Rows
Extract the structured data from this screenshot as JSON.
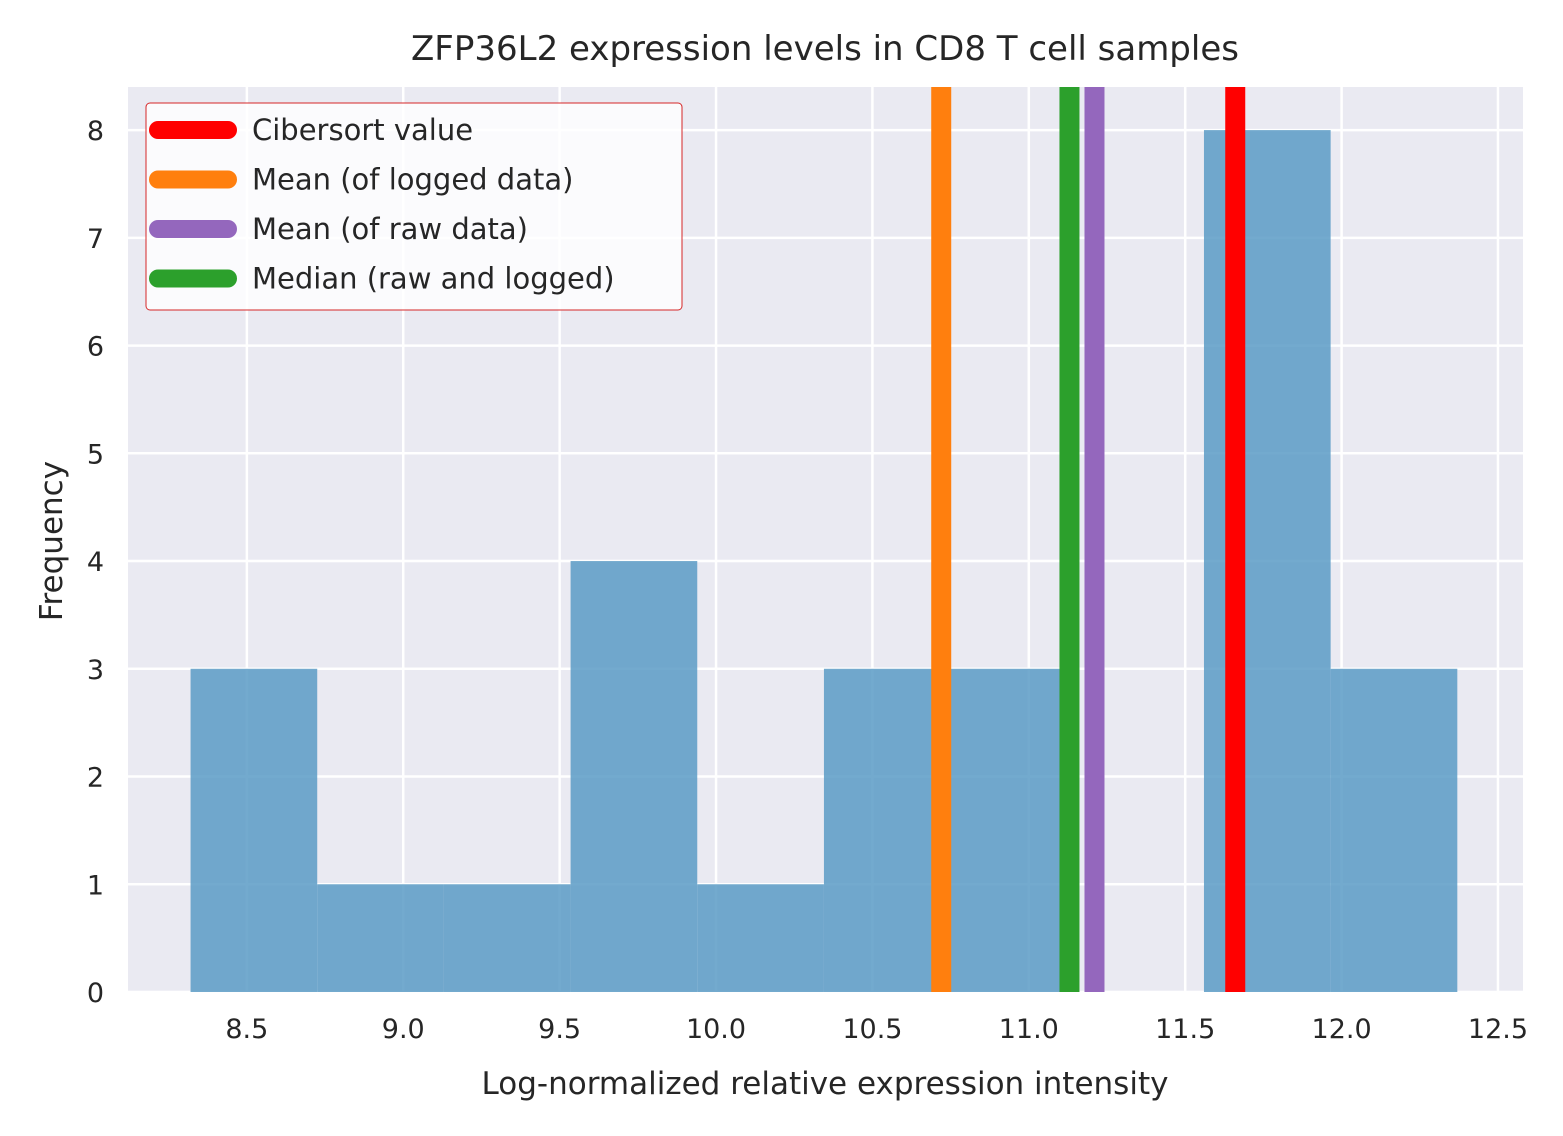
{
  "chart_data": {
    "type": "histogram",
    "title": "ZFP36L2 expression levels in CD8 T cell samples",
    "xlabel": "Log-normalized relative expression intensity",
    "ylabel": "Frequency",
    "xlim": [
      8.12,
      12.58
    ],
    "ylim": [
      0,
      8.4
    ],
    "xticks": [
      8.5,
      9.0,
      9.5,
      10.0,
      10.5,
      11.0,
      11.5,
      12.0,
      12.5
    ],
    "xtick_labels": [
      "8.5",
      "9.0",
      "9.5",
      "10.0",
      "10.5",
      "11.0",
      "11.5",
      "12.0",
      "12.5"
    ],
    "yticks": [
      0,
      1,
      2,
      3,
      4,
      5,
      6,
      7,
      8
    ],
    "ytick_labels": [
      "0",
      "1",
      "2",
      "3",
      "4",
      "5",
      "6",
      "7",
      "8"
    ],
    "grid": true,
    "legend_position": "top-left",
    "bins": [
      {
        "x0": 8.32,
        "x1": 8.725,
        "count": 3
      },
      {
        "x0": 8.725,
        "x1": 9.13,
        "count": 1
      },
      {
        "x0": 9.13,
        "x1": 9.535,
        "count": 1
      },
      {
        "x0": 9.535,
        "x1": 9.94,
        "count": 4
      },
      {
        "x0": 9.94,
        "x1": 10.345,
        "count": 1
      },
      {
        "x0": 10.345,
        "x1": 10.75,
        "count": 3
      },
      {
        "x0": 10.75,
        "x1": 11.155,
        "count": 3
      },
      {
        "x0": 11.155,
        "x1": 11.56,
        "count": 0
      },
      {
        "x0": 11.56,
        "x1": 11.965,
        "count": 8
      },
      {
        "x0": 11.965,
        "x1": 12.37,
        "count": 3
      }
    ],
    "vlines": [
      {
        "name": "Cibersort value",
        "x": 11.66,
        "color": "#ff0000"
      },
      {
        "name": "Mean (of logged data)",
        "x": 10.72,
        "color": "#ff7f0e"
      },
      {
        "name": "Mean (of raw data)",
        "x": 11.21,
        "color": "#9467bd"
      },
      {
        "name": "Median (raw and logged)",
        "x": 11.13,
        "color": "#2ca02c"
      }
    ],
    "colors": {
      "bars": "#5b9bc5",
      "background": "#eaeaf2",
      "grid": "#ffffff",
      "legend_border": "#d62728"
    }
  }
}
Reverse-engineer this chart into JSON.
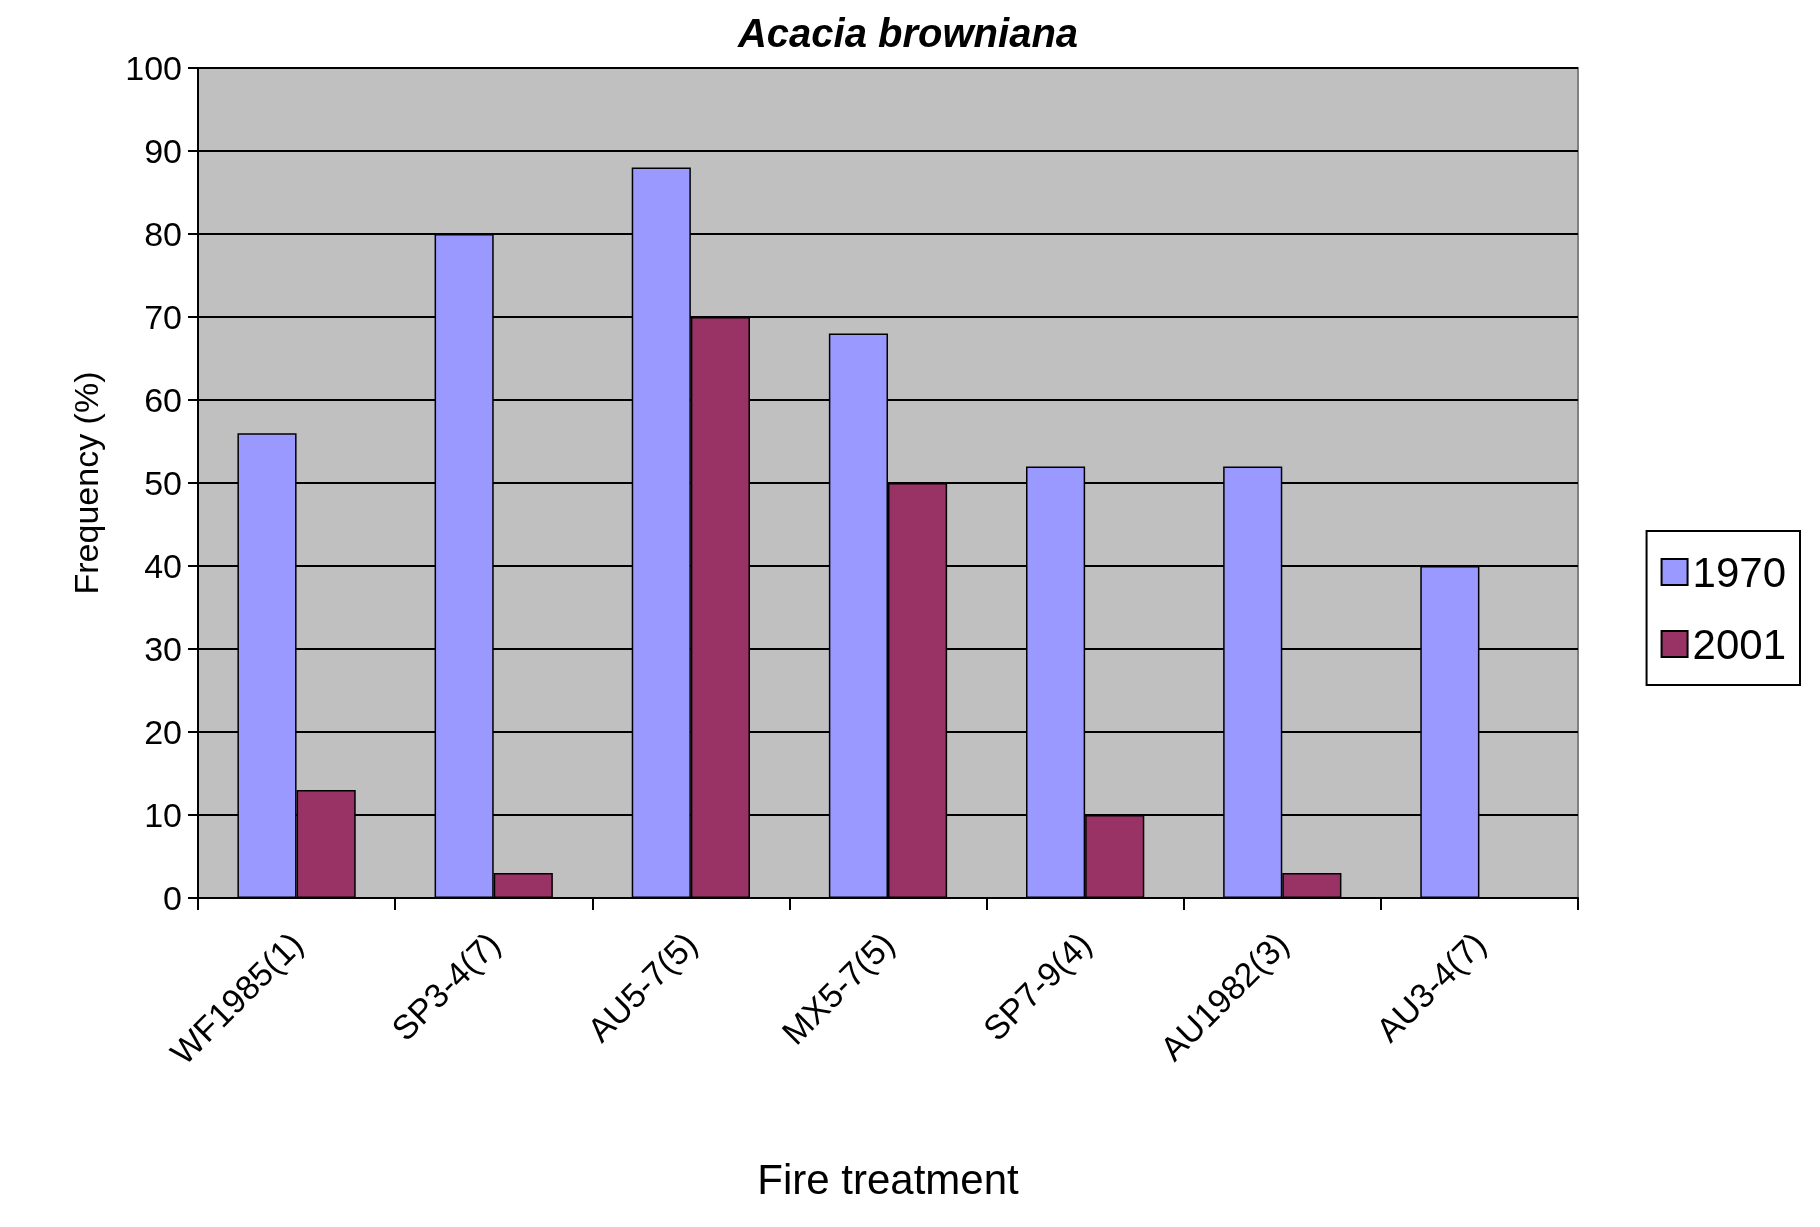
{
  "chart_data": {
    "type": "bar",
    "title": "Acacia browniana",
    "xlabel": "Fire treatment",
    "ylabel": "Frequency (%)",
    "categories": [
      "WF1985(1)",
      "SP3-4(7)",
      "AU5-7(5)",
      "MX5-7(5)",
      "SP7-9(4)",
      "AU1982(3)",
      "AU3-4(7)"
    ],
    "series": [
      {
        "name": "1970",
        "color": "#9999ff",
        "values": [
          56,
          80,
          88,
          68,
          52,
          52,
          40
        ]
      },
      {
        "name": "2001",
        "color": "#993366",
        "values": [
          13,
          3,
          70,
          50,
          10,
          3,
          null
        ]
      }
    ],
    "ylim": [
      0,
      100
    ],
    "yticks": [
      0,
      10,
      20,
      30,
      40,
      50,
      60,
      70,
      80,
      90,
      100
    ],
    "grid": "y",
    "legend": "right"
  }
}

Brief
Within the data above, pick out all lines holding the word "Mean".

Solution to this task
        "name": "Mean (of logged data)",
        "name": "Mean (of raw data)",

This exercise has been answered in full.